* [Task details]:
Extract the complete listing and repeat it word for word.

--------------------

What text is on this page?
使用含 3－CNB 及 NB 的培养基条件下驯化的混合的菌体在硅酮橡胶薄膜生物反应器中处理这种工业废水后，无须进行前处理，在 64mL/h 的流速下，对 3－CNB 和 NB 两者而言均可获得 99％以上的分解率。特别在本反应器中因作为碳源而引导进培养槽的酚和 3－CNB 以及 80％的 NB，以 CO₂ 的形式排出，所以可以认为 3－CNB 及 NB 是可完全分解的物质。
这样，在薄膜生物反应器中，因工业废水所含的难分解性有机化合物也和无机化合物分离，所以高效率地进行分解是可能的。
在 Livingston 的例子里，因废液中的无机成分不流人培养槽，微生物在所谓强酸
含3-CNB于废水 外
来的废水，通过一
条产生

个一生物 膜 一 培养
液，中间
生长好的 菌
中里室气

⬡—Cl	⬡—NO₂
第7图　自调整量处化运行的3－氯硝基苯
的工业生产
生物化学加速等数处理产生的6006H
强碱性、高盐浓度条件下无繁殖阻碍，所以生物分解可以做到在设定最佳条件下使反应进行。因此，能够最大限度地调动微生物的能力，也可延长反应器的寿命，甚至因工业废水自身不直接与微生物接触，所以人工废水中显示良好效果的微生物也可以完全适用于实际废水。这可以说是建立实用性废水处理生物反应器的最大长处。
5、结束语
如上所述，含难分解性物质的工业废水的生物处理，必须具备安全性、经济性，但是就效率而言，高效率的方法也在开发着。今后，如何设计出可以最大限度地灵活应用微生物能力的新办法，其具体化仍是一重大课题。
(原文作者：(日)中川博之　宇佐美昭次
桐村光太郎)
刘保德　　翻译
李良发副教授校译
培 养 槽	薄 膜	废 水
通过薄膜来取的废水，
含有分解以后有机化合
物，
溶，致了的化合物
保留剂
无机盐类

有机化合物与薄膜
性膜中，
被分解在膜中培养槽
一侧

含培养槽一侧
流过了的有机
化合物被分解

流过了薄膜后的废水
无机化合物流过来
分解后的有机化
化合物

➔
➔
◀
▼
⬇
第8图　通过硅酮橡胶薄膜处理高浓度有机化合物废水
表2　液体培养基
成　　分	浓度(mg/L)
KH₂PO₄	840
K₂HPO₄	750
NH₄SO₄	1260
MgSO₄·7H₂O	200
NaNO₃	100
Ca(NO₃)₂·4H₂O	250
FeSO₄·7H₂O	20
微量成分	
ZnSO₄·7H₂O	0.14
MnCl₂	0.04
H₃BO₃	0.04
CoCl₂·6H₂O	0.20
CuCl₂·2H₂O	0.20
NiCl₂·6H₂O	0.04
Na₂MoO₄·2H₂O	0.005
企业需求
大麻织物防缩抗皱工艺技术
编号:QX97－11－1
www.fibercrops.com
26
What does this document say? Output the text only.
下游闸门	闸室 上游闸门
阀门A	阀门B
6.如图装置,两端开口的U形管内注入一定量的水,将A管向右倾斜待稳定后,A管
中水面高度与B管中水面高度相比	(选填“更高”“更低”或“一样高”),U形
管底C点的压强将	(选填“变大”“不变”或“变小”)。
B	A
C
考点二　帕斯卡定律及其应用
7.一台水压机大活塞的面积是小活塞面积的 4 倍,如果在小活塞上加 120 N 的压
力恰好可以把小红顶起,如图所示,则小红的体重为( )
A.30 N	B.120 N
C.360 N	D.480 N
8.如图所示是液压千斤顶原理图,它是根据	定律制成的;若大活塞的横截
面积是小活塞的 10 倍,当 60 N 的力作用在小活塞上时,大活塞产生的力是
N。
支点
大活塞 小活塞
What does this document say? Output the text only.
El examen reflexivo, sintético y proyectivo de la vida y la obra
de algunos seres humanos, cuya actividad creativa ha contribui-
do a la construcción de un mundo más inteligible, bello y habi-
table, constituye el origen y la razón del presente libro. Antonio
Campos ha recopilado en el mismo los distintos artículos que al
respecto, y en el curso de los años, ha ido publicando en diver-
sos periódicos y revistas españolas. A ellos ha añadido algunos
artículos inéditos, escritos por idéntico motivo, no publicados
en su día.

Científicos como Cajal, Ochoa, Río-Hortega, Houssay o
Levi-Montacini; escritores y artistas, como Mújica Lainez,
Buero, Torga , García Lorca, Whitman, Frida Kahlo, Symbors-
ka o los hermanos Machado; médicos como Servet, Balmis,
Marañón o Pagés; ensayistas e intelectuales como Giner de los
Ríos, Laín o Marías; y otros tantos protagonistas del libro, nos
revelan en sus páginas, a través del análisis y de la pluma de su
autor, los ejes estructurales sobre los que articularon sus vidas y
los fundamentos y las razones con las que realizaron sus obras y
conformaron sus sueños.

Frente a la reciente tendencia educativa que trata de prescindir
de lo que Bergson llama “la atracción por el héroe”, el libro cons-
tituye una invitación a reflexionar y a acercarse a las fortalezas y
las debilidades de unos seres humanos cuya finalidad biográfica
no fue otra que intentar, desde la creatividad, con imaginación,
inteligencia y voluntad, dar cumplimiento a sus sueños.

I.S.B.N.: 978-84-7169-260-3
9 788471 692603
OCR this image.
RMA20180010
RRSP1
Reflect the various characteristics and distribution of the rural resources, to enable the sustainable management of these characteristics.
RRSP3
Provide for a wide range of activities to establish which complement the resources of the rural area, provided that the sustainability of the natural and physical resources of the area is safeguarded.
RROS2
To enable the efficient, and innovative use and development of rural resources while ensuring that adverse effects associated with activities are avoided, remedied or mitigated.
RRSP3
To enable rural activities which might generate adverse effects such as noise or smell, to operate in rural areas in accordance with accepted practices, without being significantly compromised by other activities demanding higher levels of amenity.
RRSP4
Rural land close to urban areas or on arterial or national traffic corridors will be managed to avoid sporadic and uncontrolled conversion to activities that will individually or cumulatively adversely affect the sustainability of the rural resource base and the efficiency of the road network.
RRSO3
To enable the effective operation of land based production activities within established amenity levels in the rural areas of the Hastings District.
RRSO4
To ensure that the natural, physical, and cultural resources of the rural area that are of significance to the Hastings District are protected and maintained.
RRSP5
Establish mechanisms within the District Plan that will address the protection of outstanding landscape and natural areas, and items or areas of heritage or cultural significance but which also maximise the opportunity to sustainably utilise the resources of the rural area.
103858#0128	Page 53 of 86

--------------------

* [Completed exercise]:
What text is on this page?
使用含 3－CNB 及 NB 的培养基条件下驯化的混合的菌体在硅酮橡胶薄膜生物反应器中处理这种工业废水后，无须进行前处理，在 64mL/h 的流速下，对 3－CNB 和 NB 两者而言均可获得 99％以上的分解率。特别在本反应器中因作为碳源而引导进培养槽的酚和 3－CNB 以及 80％的 NB，以 CO₂ 的形式排出，所以可以认为 3－CNB 及 NB 是可完全分解的物质。
这样，在薄膜生物反应器中，因工业废水所含的难分解性有机化合物也和无机化合物分离，所以高效率地进行分解是可能的。
在 Livingston 的例子里，因废液中的无机成分不流人培养槽，微生物在所谓强酸
含3-CNB于废水 外
来的废水，通过一
条产生

个一生物 膜 一 培养
液，中间
生长好的 菌
中里室气

⬡—Cl	⬡—NO₂
第7图　自调整量处化运行的3－氯硝基苯
的工业生产
生物化学加速等数处理产生的6006H
强碱性、高盐浓度条件下无繁殖阻碍，所以生物分解可以做到在设定最佳条件下使反应进行。因此，能够最大限度地调动微生物的能力，也可延长反应器的寿命，甚至因工业废水自身不直接与微生物接触，所以人工废水中显示良好效果的微生物也可以完全适用于实际废水。这可以说是建立实用性废水处理生物反应器的最大长处。
5、结束语
如上所述，含难分解性物质的工业废水的生物处理，必须具备安全性、经济性，但是就效率而言，高效率的方法也在开发着。今后，如何设计出可以最大限度地灵活应用微生物能力的新办法，其具体化仍是一重大课题。
(原文作者：(日)中川博之　宇佐美昭次
桐村光太郎)
刘保德　　翻译
李良发副教授校译
培 养 槽	薄 膜	废 水
通过薄膜来取的废水，
含有分解以后有机化合
物，
溶，致了的化合物
保留剂
无机盐类

有机化合物与薄膜
性膜中，
被分解在膜中培养槽
一侧

含培养槽一侧
流过了的有机
化合物被分解

流过了薄膜后的废水
无机化合物流过来
分解后的有机化
化合物

➔
➔
◀
▼
⬇
第8图　通过硅酮橡胶薄膜处理高浓度有机化合物废水
表2　液体培养基
成　　分	浓度(mg/L)
KH₂PO₄	840
K₂HPO₄	750
NH₄SO₄	1260
MgSO₄·7H₂O	200
NaNO₃	100
Ca(NO₃)₂·4H₂O	250
FeSO₄·7H₂O	20
微量成分	
ZnSO₄·7H₂O	0.14
MnCl₂	0.04
H₃BO₃	0.04
CoCl₂·6H₂O	0.20
CuCl₂·2H₂O	0.20
NiCl₂·6H₂O	0.04
Na₂MoO₄·2H₂O	0.005
企业需求
大麻织物防缩抗皱工艺技术
编号:QX97－11－1
www.fibercrops.com
26
What does this document say? Output the text only.
下游闸门	闸室 上游闸门
阀门A	阀门B
6.如图装置,两端开口的U形管内注入一定量的水,将A管向右倾斜待稳定后,A管
中水面高度与B管中水面高度相比	(选填“更高”“更低”或“一样高”),U形
管底C点的压强将	(选填“变大”“不变”或“变小”)。
B	A
C
考点二　帕斯卡定律及其应用
7.一台水压机大活塞的面积是小活塞面积的 4 倍,如果在小活塞上加 120 N 的压
力恰好可以把小红顶起,如图所示,则小红的体重为( )
A.30 N	B.120 N
C.360 N	D.480 N
8.如图所示是液压千斤顶原理图,它是根据	定律制成的;若大活塞的横截
面积是小活塞的 10 倍,当 60 N 的力作用在小活塞上时,大活塞产生的力是
N。
支点
大活塞 小活塞
What does this document say? Output the text only.
El examen reflexivo, sintético y proyectivo de la vida y la obra
de algunos seres humanos, cuya actividad creativa ha contribui-
do a la construcción de un mundo más inteligible, bello y habi-
table, constituye el origen y la razón del presente libro. Antonio
Campos ha recopilado en el mismo los distintos artículos que al
respecto, y en el curso de los años, ha ido publicando en diver-
sos periódicos y revistas españolas. A ellos ha añadido algunos
artículos inéditos, escritos por idéntico motivo, no publicados
en su día.

Científicos como Cajal, Ochoa, Río-Hortega, Houssay o
Levi-Montacini; escritores y artistas, como Mújica Lainez,
Buero, Torga , García Lorca, Whitman, Frida Kahlo, Symbors-
ka o los hermanos Machado; médicos como Servet, Balmis,
Marañón o Pagés; ensayistas e intelectuales como Giner de los
Ríos, Laín o Marías; y otros tantos protagonistas del libro, nos
revelan en sus páginas, a través del análisis y de la pluma de su
autor, los ejes estructurales sobre los que articularon sus vidas y
los fundamentos y las razones con las que realizaron sus obras y
conformaron sus sueños.

Frente a la reciente tendencia educativa que trata de prescindir
de lo que Bergson llama “la atracción por el héroe”, el libro cons-
tituye una invitación a reflexionar y a acercarse a las fortalezas y
las debilidades de unos seres humanos cuya finalidad biográfica
no fue otra que intentar, desde la creatividad, con imaginación,
inteligencia y voluntad, dar cumplimiento a sus sueños.

I.S.B.N.: 978-84-7169-260-3
9 788471 692603
OCR this image.
RMA20180010
RRSP1
Reflect the various characteristics and distribution of the rural resources, to enable the sustainable management of these characteristics.
RRSP3
Provide for a wide range of activities to establish which complement the resources of the rural area, provided that the sustainability of the natural and physical resources of the area is safeguarded.
RROS2
To enable the efficient, and innovative use and development of rural resources while ensuring that adverse effects associated with activities are avoided, remedied or mitigated.
RRSP3
To enable rural activities which might generate adverse effects such as noise or smell, to operate in rural areas in accordance with accepted practices, without being significantly compromised by other activities demanding higher levels of amenity.
RRSP4
Rural land close to urban areas or on arterial or national traffic corridors will be managed to avoid sporadic and uncontrolled conversion to activities that will individually or cumulatively adversely affect the sustainability of the rural resource base and the efficiency of the road network.
RRSO3
To enable the effective operation of land based production activities within established amenity levels in the rural areas of the Hastings District.
RRSO4
To ensure that the natural, physical, and cultural resources of the rural area that are of significance to the Hastings District are protected and maintained.
RRSP5
Establish mechanisms within the District Plan that will address the protection of outstanding landscape and natural areas, and items or areas of heritage or cultural significance but which also maximise the opportunity to sustainably utilise the resources of the rural area.
103858#0128	Page 53 of 86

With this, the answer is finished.